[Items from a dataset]
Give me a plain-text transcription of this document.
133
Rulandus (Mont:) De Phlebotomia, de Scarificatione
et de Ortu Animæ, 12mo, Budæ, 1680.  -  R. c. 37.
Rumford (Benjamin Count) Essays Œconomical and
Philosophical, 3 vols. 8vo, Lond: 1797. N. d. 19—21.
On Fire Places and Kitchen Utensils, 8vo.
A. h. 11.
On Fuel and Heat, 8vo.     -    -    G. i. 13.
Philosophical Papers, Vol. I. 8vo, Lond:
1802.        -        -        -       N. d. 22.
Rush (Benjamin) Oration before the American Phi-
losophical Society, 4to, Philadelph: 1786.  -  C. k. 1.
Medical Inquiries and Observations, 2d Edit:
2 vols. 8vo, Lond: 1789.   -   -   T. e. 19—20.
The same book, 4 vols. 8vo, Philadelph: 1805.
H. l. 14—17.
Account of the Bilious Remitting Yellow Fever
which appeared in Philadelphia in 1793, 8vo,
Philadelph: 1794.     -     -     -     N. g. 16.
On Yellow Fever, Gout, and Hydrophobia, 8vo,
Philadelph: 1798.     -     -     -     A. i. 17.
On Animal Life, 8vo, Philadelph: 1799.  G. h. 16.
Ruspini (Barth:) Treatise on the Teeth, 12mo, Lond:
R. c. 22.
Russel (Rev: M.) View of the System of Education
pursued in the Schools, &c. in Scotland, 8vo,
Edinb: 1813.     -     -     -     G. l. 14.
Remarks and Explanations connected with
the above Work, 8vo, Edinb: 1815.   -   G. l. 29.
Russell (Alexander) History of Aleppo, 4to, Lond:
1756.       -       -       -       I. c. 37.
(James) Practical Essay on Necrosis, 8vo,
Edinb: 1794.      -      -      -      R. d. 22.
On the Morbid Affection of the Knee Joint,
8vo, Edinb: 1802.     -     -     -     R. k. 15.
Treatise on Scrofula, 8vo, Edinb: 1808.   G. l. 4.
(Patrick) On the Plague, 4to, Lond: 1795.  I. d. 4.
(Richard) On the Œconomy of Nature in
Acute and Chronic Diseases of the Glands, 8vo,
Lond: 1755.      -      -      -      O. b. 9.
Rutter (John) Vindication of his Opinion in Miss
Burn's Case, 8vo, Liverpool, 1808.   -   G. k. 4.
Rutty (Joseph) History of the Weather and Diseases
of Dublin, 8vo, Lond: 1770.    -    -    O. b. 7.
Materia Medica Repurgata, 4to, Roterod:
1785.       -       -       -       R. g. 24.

__Short exercise__
Copy all lines in the listing above where the string "Edinb" appears.

__Exercise output__
Edinb: 1813.     -     -     -     G. l. 14.
the above Work, 8vo, Edinb: 1815.   -   G. l. 29.
Edinb: 1794.      -      -      -      R. d. 22.
8vo, Edinb: 1802.     -     -     -     R. k. 15.
Treatise on Scrofula, 8vo, Edinb: 1808.   G. l. 4.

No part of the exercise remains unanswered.